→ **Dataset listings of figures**

────────────────────

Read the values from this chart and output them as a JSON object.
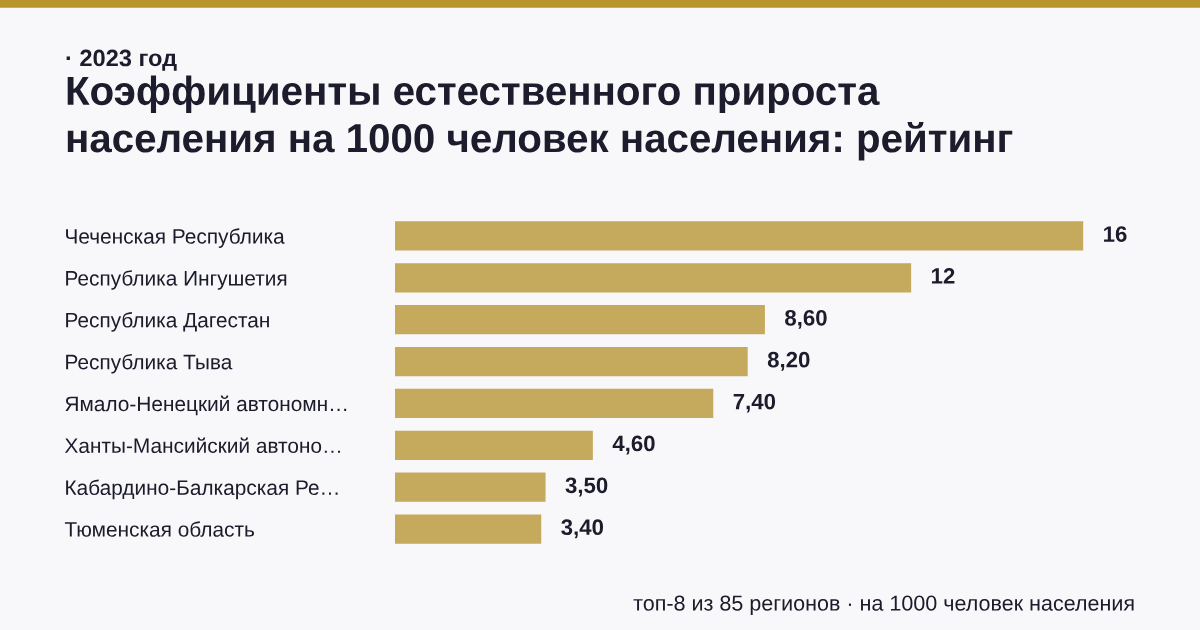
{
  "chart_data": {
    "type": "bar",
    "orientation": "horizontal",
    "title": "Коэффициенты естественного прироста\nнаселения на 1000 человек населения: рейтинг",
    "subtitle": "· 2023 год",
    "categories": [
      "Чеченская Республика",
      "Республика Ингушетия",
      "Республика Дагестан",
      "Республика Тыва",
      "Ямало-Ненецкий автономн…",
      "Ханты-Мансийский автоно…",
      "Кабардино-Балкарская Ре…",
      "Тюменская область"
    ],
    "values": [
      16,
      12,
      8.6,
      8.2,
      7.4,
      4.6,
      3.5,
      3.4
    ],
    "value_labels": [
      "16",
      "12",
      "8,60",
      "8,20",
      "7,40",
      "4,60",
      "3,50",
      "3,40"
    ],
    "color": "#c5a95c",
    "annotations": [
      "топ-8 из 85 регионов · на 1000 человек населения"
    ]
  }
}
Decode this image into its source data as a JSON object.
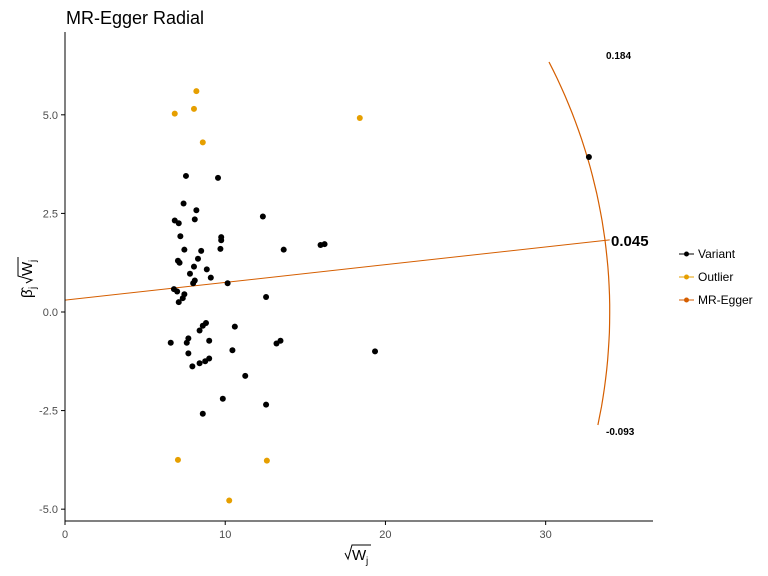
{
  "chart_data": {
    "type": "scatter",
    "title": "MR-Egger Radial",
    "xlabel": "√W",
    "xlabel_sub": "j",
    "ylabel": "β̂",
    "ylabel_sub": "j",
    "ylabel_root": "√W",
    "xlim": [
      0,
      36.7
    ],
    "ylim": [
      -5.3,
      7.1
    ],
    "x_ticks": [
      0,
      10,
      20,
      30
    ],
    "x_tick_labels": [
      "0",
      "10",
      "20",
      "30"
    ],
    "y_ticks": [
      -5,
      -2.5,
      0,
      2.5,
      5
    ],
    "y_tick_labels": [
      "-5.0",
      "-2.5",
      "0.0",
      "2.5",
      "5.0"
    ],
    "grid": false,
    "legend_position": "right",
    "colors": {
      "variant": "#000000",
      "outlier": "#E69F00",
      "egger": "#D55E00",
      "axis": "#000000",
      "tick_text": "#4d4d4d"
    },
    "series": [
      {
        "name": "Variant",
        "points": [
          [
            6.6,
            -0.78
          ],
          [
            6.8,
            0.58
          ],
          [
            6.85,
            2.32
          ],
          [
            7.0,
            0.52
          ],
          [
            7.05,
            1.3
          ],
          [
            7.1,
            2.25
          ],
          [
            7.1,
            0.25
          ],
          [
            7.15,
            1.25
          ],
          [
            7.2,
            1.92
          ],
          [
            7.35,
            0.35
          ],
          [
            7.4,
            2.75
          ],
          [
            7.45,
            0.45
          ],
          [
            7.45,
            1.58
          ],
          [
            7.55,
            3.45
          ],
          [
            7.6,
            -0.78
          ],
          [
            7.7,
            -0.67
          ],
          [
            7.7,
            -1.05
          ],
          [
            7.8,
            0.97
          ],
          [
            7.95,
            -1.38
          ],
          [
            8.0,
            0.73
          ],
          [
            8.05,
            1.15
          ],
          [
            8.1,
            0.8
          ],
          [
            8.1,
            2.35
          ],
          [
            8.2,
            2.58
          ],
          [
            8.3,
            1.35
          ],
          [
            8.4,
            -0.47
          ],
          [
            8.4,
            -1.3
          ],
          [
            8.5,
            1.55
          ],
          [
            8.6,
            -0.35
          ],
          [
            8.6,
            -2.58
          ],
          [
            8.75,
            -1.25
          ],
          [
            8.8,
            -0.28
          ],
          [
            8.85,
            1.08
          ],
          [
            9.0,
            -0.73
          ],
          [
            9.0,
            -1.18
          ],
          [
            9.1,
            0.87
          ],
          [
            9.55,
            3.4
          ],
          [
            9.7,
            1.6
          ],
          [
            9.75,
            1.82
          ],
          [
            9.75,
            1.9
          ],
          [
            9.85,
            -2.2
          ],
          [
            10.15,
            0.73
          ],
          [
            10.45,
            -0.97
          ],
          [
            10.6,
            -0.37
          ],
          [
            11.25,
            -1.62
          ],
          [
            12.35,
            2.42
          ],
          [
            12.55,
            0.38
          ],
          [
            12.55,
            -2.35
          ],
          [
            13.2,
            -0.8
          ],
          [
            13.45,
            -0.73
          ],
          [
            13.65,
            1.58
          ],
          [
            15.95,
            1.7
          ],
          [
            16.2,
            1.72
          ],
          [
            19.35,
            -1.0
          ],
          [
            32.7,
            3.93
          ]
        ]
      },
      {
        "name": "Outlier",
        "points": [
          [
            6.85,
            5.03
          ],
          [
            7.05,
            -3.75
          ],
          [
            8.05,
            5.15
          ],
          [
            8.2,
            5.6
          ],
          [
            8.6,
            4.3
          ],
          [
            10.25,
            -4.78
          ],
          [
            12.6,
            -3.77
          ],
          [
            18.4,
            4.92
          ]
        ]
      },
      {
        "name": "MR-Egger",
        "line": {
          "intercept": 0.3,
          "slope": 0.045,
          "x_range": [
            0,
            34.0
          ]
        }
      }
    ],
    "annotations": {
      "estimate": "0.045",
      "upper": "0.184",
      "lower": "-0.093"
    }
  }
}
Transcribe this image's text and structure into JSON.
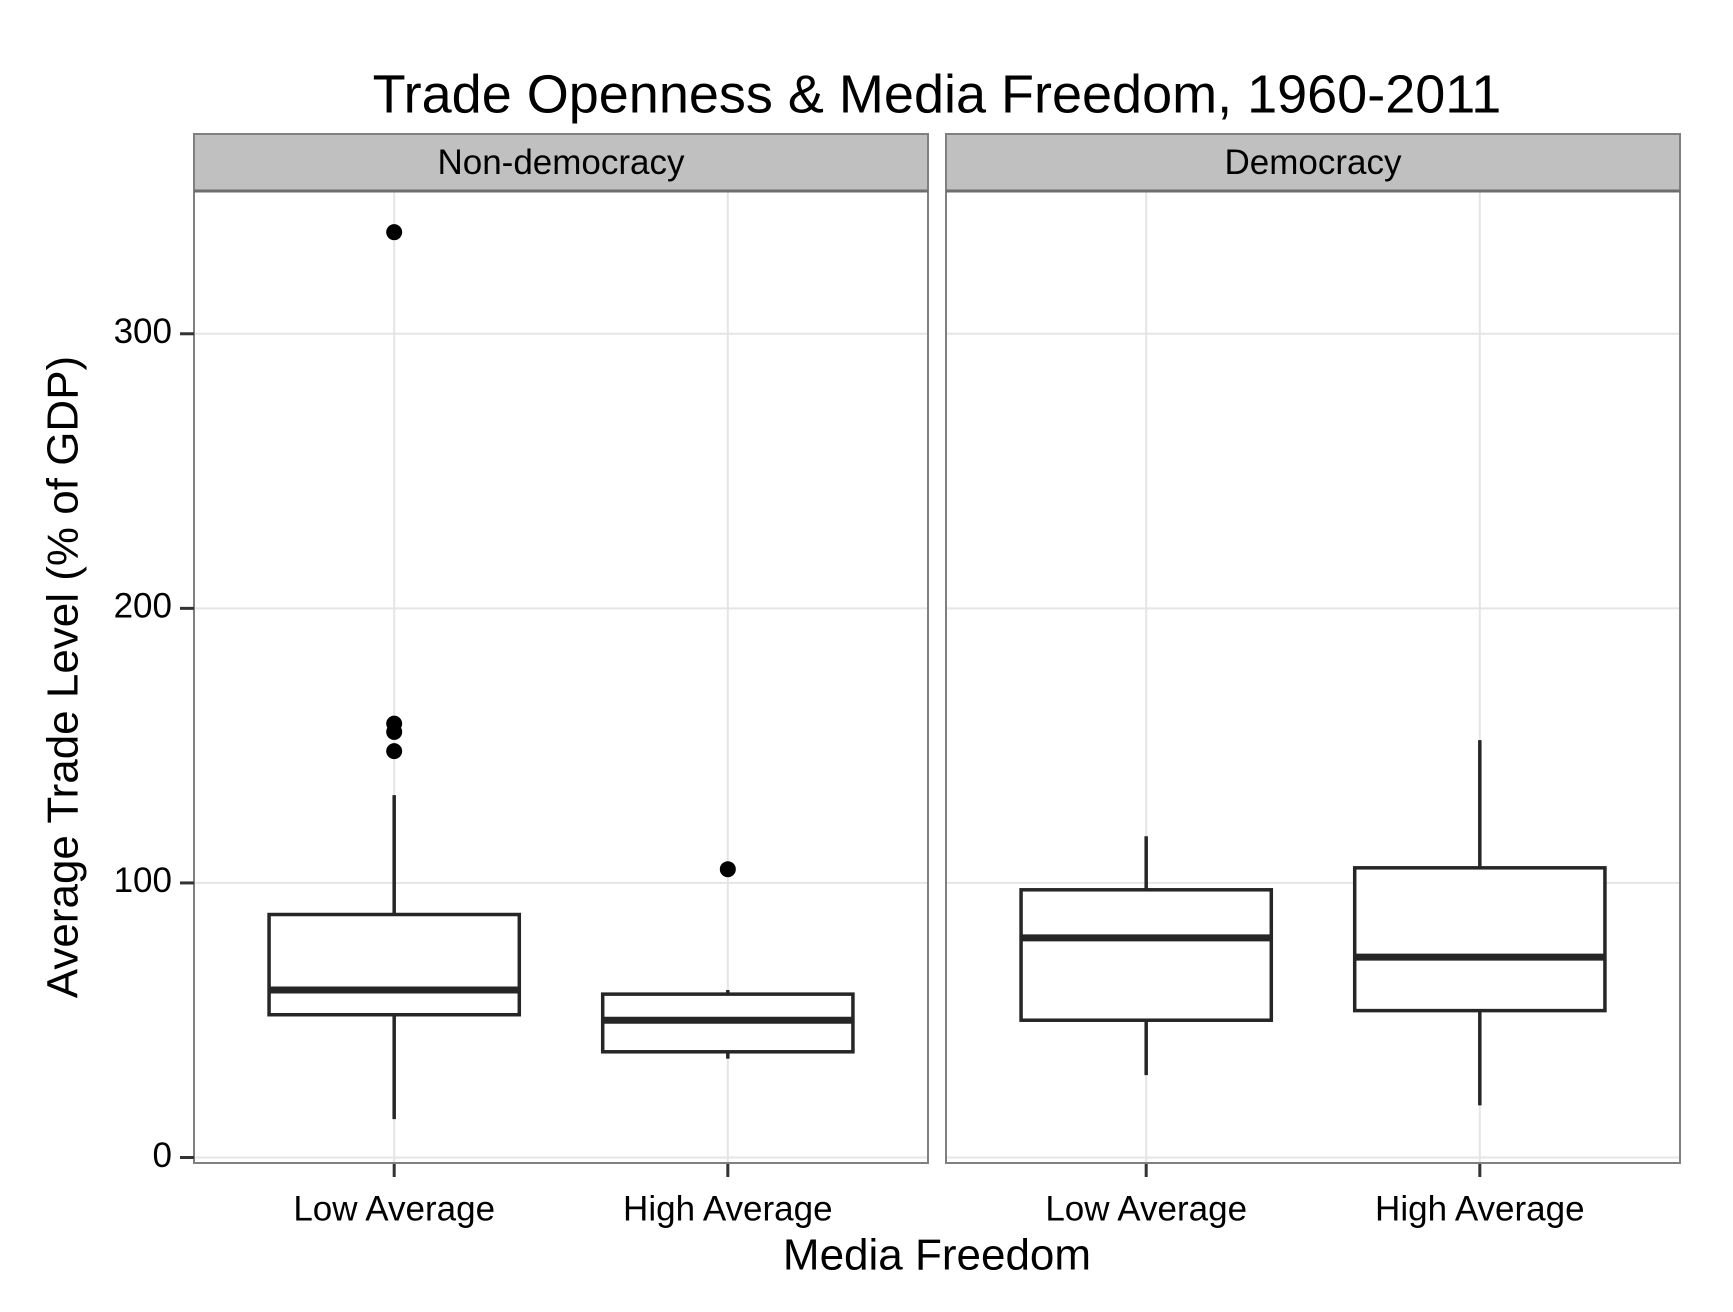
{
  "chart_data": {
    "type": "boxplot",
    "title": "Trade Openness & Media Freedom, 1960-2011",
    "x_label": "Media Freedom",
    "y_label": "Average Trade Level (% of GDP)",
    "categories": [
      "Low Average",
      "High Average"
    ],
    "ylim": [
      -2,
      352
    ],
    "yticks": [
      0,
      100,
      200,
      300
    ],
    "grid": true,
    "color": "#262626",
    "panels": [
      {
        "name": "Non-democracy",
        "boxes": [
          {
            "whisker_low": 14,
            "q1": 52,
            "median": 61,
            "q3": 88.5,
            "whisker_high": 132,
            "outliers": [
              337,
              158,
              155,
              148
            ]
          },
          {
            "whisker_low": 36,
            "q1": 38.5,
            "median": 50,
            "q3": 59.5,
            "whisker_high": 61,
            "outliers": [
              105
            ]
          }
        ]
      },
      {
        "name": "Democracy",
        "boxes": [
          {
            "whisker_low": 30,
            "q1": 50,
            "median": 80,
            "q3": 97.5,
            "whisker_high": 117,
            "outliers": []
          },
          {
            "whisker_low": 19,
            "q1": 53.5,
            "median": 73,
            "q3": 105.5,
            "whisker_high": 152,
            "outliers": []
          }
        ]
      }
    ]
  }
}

────────────────────

→ **SET TASK**
Find each line in the records holding the string "median" and show it.

→ **REPLY TO THE TASK**
            "median": 61,
            "median": 50,
            "median": 80,
            "median": 73,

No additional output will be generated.